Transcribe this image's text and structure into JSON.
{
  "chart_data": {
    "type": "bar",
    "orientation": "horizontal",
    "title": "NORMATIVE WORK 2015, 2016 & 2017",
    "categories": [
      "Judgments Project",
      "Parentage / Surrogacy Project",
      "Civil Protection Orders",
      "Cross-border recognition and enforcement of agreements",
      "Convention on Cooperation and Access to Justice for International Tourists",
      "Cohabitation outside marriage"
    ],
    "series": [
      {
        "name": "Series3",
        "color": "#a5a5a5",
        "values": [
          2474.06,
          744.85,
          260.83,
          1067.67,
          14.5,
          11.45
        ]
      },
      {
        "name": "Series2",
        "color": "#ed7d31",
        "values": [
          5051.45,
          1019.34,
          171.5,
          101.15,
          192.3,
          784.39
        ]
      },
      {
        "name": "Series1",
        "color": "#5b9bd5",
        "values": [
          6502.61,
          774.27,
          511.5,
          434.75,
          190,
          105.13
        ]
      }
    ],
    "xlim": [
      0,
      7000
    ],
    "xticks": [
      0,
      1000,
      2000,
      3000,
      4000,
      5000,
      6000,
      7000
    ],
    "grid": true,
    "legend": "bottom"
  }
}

• • •

Task goal: Pull out every line above that holds the word "color".

Response:
        "color": "#a5a5a5",
        "color": "#ed7d31",
        "color": "#5b9bd5",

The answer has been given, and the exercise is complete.